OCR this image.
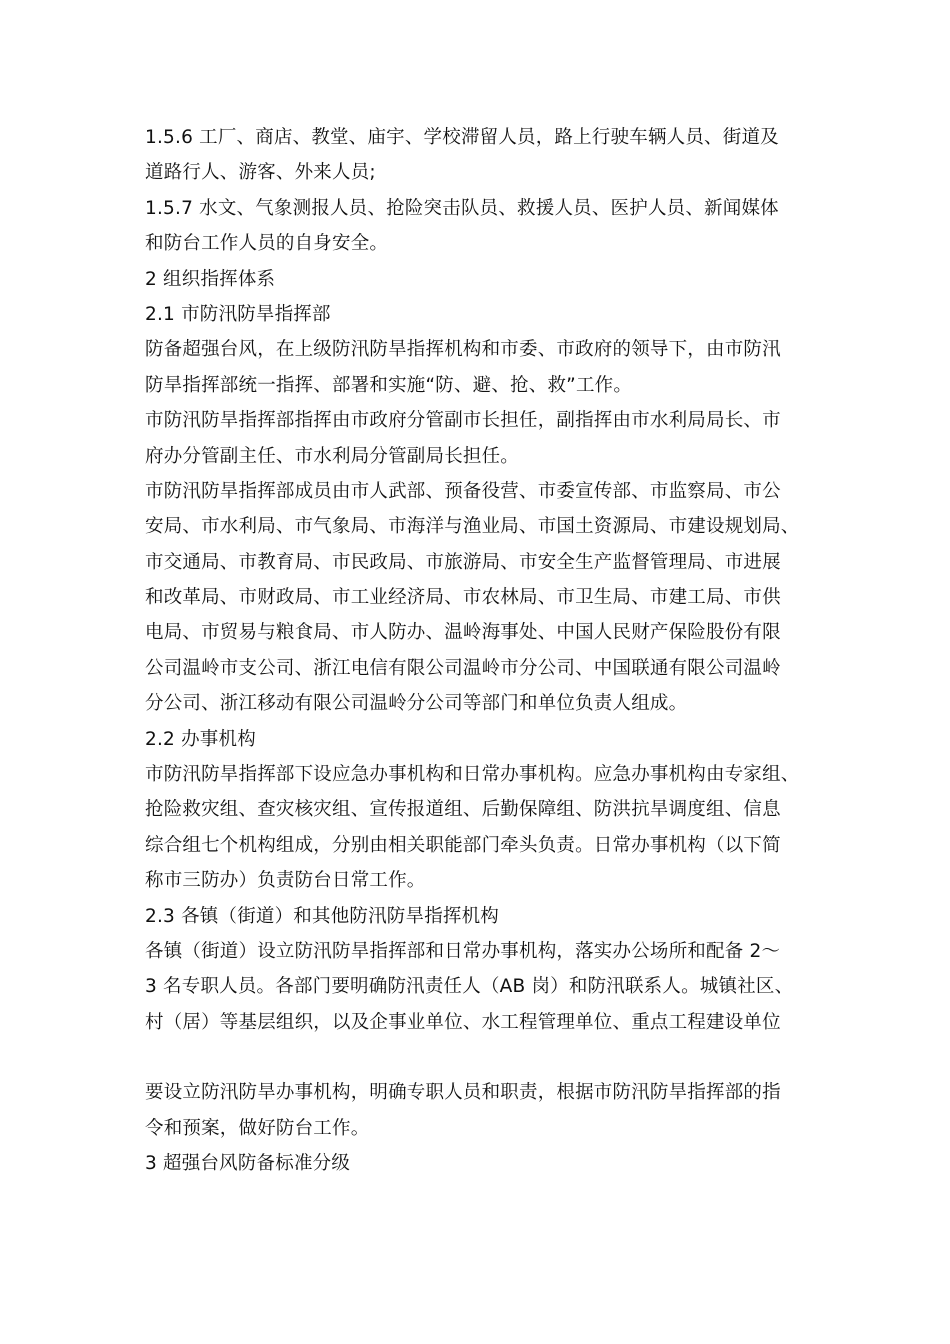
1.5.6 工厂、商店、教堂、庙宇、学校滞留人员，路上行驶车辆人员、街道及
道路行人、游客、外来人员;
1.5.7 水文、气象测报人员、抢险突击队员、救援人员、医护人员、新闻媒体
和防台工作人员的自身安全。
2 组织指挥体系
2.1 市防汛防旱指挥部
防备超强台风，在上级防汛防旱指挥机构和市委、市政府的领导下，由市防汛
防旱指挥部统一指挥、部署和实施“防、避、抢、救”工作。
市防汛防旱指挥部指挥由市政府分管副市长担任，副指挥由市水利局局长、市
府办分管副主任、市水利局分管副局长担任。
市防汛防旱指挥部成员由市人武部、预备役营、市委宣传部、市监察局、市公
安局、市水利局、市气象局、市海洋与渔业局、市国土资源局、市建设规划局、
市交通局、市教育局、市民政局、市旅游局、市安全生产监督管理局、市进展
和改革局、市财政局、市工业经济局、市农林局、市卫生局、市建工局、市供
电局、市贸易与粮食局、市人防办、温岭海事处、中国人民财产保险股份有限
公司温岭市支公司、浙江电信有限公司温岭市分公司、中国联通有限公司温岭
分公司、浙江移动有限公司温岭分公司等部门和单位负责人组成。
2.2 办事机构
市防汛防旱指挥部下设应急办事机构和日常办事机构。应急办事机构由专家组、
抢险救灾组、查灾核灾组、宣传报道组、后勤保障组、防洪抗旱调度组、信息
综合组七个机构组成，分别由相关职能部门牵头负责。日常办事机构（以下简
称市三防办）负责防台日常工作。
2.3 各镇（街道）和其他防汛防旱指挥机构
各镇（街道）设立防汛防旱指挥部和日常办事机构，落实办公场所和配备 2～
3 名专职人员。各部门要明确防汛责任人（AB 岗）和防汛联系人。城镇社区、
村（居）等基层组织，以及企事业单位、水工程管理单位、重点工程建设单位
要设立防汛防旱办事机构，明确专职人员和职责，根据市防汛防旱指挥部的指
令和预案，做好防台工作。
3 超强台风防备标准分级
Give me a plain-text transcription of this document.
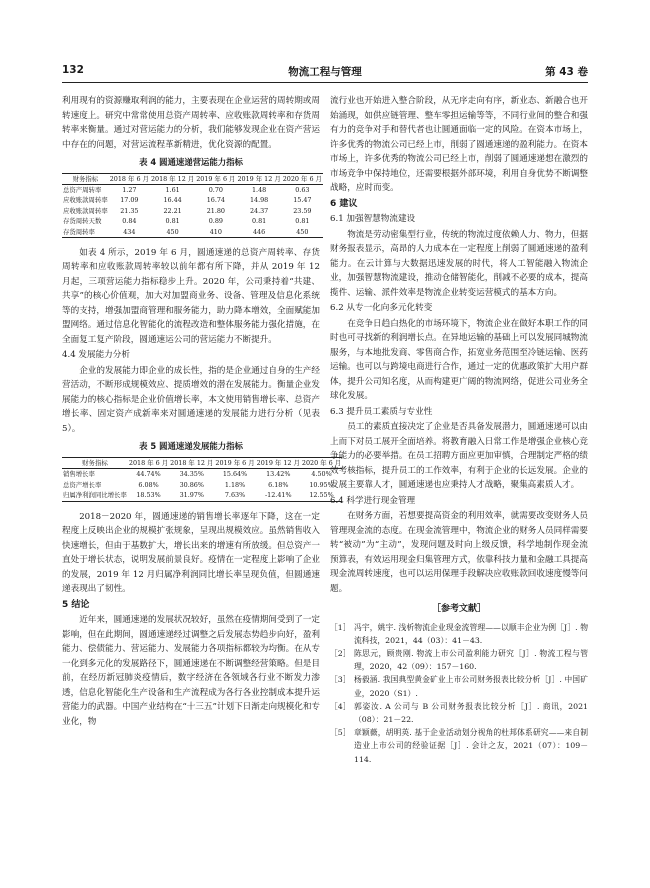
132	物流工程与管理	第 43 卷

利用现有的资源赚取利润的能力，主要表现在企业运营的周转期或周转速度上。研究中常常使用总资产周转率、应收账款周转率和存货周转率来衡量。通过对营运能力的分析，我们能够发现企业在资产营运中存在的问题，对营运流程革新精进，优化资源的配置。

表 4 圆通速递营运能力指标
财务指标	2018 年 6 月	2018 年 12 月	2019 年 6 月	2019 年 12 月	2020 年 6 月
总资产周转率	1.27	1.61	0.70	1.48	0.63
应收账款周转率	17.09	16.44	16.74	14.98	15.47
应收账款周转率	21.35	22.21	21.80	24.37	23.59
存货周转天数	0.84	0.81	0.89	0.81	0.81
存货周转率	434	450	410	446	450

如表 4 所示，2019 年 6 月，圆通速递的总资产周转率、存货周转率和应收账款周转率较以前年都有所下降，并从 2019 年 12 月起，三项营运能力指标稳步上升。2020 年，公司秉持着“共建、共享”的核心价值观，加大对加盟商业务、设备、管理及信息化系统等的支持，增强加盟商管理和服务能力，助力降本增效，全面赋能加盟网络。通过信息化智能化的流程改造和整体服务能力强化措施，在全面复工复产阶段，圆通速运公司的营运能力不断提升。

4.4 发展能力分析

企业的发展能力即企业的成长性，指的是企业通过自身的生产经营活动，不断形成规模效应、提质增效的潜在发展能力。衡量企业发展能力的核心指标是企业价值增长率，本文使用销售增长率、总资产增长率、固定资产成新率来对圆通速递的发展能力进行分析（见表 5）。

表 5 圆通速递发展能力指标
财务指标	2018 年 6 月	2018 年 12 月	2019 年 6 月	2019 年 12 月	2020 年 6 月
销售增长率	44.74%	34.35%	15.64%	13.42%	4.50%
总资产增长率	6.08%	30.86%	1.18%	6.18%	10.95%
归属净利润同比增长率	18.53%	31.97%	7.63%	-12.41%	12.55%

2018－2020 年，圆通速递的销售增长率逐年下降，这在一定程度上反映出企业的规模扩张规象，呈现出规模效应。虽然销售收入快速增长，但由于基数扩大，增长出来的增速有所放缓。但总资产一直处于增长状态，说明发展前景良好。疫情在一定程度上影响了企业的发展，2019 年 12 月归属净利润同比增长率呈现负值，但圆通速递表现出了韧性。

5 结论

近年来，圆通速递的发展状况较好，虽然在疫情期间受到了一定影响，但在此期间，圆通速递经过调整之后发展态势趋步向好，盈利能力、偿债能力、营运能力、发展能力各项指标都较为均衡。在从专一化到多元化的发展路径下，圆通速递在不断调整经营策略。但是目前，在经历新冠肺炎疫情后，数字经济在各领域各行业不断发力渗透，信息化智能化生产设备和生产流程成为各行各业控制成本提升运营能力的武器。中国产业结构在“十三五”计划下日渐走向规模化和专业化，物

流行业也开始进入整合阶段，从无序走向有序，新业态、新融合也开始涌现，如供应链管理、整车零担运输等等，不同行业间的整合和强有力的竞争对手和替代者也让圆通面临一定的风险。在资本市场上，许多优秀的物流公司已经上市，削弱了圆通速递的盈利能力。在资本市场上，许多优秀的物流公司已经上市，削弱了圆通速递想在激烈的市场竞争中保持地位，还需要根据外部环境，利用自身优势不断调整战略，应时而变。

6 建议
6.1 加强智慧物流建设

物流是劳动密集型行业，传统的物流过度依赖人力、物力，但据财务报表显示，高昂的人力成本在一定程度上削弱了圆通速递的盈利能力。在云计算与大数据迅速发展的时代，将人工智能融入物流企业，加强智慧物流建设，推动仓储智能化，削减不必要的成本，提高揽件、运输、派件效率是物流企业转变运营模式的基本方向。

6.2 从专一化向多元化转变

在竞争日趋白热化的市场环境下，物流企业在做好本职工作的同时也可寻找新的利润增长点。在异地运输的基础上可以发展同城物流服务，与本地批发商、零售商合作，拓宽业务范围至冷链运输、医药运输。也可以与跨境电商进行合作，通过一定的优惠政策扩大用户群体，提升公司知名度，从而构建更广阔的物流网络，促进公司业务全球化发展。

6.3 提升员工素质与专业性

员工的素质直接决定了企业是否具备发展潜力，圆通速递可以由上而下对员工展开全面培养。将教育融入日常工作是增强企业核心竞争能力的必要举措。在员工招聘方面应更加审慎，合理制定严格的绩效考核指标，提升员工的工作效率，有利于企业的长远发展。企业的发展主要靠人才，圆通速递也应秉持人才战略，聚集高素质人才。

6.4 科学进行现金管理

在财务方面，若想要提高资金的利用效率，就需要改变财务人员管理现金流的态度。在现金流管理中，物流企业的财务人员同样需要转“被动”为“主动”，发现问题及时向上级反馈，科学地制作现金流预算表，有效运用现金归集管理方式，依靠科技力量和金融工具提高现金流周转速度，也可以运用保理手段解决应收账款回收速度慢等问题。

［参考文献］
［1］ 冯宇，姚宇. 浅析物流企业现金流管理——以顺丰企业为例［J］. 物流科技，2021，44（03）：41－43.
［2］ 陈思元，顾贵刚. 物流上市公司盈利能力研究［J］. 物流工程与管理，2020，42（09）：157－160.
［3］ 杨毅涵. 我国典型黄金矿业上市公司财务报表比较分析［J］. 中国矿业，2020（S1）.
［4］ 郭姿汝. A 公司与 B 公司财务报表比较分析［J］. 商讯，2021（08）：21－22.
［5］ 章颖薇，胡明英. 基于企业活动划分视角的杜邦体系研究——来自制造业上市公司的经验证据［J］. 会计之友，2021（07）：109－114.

* _EXERCISE INSTRUCTIONS_
Of the lines above, how many include the word "总资产增长率"? Reply with the number only.

* _RESULT OF THE TASK_
2